In the Go JSON struct guide, what does a nil pointer field mean after unmarshalling?

SELECTED EXCERPT |
● ● ● ● ● ● ●

Using the generated struct in your Go code

Once you have the struct definition, unmarshalling is three lines:

import "encoding/json"

var repo Repo
err := json.Unmarshal([]byte(jsonData), &repo)
if err != nil {
    log.Fatal(err)
}
fmt.Println(repo.Owner.Login) // "MAK"

The json.Unmarshal call walks the JSON, matches keys to struct tags, and populates the fields. Access nested fields using dot notation (repo.Owner.Login), and iterate over slices normally (for _, topic := range repo.Topics). The generated struct is idiomatic Go — no third-party imports required for the basic case.

Handling null and optional fields

Real-world APIs rarely return perfectly consistent JSON. A field that’s a string in most responses might be null in others, or absent entirely. Go handles these cases with pointer types and struct tag options.

When a JSON field can be null, the generator (or you, when editing the output) should use a pointer type: *string, *int, *bool. A nil pointer means the field was null or missing; a non-nil pointer means the field was present and holds a value. Access it with a nil check before dereferencing.

For fields that are sometimes omitted from the JSON response entirely, add omitempty to the struct tag:

Email *string `json:"email,omitempty"`

The omitempty option affects marshalling (encoding Go → JSON): if the field is nil or a zero value, the key is omitted from the output. It has no effect on unmarshalling — a missing key in the incoming JSON simply leaves the Go field at its zero value or nil.

To explicitly ignore a field during both marshalling and unmarshalling, use the blank tag:

InternalField string `json:"-"`

For truly dynamic JSON where you don’t know the keys ahead of time, embed a map[string]interface{} or use json.RawMessage to defer parsing of a subtree.

Common type-mapping gotchas

JSON’s number type is ambiguous — it covers both integers and floating-point values. When a generator sees 142, it produces int. When it sees 3.14, it produces float64. But when an API returns a large ID like a Twitter-style snowflake ID (1234567890123456789), the generator might infer int64 — and you need int64, not int, because int is 32-bit on 32-bit platforms and overflows values above ~2.1 billion. Always verify the inferred type against the actual range of values the API documents.

JSON arrays of mixed types — [1, "two", true] — have no clean Go equivalent. The generator produces []interface{}, which forces type assertions at runtime:

val := topics[0].(string)

This is fragile. If the API guarantees a uniform type, override the generated []interface{} with the correct slice type manually.

Struct tags beyond JSON

A generated Go struct is often the starting point for more than JSON handling. If you’re storing the same struct in a PostgreSQL database using sqlx, you’ll add db:"column_name" tags alongside the json tags. If you’re validating incoming request bodies, you’ll add validate:"required,email" tags for a library like go-playground/validator. The generator gives you the foundation; augmenting it with additional tags is a natural next step and is much faster than building from scratch.

Complementary tools in the Go JSON ecosystem

The standard library’s encoding/json handles the vast majority of use cases. For high-throughput services where JSON parsing is a measurable bottleneck, json-iterator/go is a drop-in replacement that uses the same API but runs significantly faster. For cases where you need to read a single field from a large JSON blob without unmarshalling the whole thing, gjson provides path-based querying. And for situations where you’re working with map[string]interface{} data (common when dealing with arbitrary config), mapstructure decodes maps into typed structs using reflection.

Before running any of these against a JSON sample, validate the JSON first. A missing comma or unmatched bracket produces silently wrong generator output — the generator will either error or misinterpret the structure. Use the JSON Formatter to confirm your sample is valid before generating structs from it.

The workflow is simple: validate JSON, generate the struct, review the inferred types for edge cases like large integers or nullable fields, then add any additional struct tags your project needs. What used to take five minutes of careful typing takes five seconds.

● ● ● ● ● ● ●

RECORD SET |
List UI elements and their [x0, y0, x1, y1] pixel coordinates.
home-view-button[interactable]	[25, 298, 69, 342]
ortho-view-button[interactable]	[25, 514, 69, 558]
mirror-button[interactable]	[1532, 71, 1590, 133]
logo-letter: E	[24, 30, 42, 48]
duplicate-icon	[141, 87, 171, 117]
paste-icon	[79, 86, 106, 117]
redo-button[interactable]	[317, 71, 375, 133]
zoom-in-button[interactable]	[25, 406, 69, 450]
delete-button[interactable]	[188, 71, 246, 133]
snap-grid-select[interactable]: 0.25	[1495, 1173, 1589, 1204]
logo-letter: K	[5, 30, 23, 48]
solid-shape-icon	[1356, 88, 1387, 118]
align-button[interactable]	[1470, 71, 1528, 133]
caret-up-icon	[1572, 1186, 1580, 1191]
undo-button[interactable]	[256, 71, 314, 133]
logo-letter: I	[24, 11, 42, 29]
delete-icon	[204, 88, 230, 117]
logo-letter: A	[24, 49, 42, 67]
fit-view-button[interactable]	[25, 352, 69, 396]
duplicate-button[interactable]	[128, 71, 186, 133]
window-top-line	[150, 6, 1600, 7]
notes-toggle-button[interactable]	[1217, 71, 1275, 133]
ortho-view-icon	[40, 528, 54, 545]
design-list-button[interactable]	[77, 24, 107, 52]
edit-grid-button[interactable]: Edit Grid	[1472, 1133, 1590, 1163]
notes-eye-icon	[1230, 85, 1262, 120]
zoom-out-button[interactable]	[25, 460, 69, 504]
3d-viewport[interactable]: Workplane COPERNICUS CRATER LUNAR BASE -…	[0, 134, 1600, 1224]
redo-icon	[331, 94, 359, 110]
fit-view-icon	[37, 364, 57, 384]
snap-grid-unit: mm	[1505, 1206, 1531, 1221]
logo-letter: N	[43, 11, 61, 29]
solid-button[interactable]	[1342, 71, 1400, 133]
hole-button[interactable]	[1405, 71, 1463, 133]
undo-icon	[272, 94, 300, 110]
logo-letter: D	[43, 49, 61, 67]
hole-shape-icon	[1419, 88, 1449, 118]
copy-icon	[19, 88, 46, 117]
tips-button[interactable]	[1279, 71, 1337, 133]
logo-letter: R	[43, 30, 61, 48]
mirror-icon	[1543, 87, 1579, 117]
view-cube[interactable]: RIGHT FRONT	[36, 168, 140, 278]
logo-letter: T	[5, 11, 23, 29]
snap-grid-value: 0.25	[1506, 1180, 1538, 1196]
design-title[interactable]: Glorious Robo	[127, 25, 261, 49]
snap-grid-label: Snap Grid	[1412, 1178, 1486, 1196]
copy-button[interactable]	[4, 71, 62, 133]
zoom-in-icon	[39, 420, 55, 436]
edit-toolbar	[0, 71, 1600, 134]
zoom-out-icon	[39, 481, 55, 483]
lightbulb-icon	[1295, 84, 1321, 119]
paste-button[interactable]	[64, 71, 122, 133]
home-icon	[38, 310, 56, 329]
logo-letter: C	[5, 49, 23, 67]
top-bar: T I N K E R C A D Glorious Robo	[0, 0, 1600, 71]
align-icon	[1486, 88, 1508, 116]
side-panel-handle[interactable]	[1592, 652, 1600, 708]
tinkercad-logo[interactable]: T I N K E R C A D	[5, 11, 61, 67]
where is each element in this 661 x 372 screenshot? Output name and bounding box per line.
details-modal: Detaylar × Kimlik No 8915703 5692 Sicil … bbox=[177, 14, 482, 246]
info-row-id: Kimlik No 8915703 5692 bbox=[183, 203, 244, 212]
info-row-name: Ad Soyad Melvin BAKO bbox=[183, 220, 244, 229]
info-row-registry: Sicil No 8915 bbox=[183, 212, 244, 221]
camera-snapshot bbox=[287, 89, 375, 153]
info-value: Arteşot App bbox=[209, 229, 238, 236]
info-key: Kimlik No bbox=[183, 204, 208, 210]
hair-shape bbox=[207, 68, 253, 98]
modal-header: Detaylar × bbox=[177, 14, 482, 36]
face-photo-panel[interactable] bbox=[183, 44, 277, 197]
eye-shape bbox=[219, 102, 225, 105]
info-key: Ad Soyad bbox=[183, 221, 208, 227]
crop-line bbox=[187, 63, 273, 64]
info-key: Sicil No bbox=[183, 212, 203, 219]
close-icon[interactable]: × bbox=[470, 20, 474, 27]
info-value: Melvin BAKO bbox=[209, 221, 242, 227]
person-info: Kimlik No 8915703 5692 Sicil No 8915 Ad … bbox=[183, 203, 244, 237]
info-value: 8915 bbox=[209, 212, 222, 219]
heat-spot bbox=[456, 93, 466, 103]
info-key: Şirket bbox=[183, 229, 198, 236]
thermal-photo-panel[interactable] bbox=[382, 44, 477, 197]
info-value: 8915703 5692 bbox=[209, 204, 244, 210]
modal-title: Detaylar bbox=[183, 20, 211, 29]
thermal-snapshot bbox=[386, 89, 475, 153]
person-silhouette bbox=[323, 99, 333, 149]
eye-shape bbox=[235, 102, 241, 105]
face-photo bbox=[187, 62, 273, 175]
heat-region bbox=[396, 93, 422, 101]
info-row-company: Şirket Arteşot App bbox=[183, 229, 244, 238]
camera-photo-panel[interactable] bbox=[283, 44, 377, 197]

● ● ● ● ● ● ●

EXERCISE ANSWER | It means the field was null or missing in the JSON.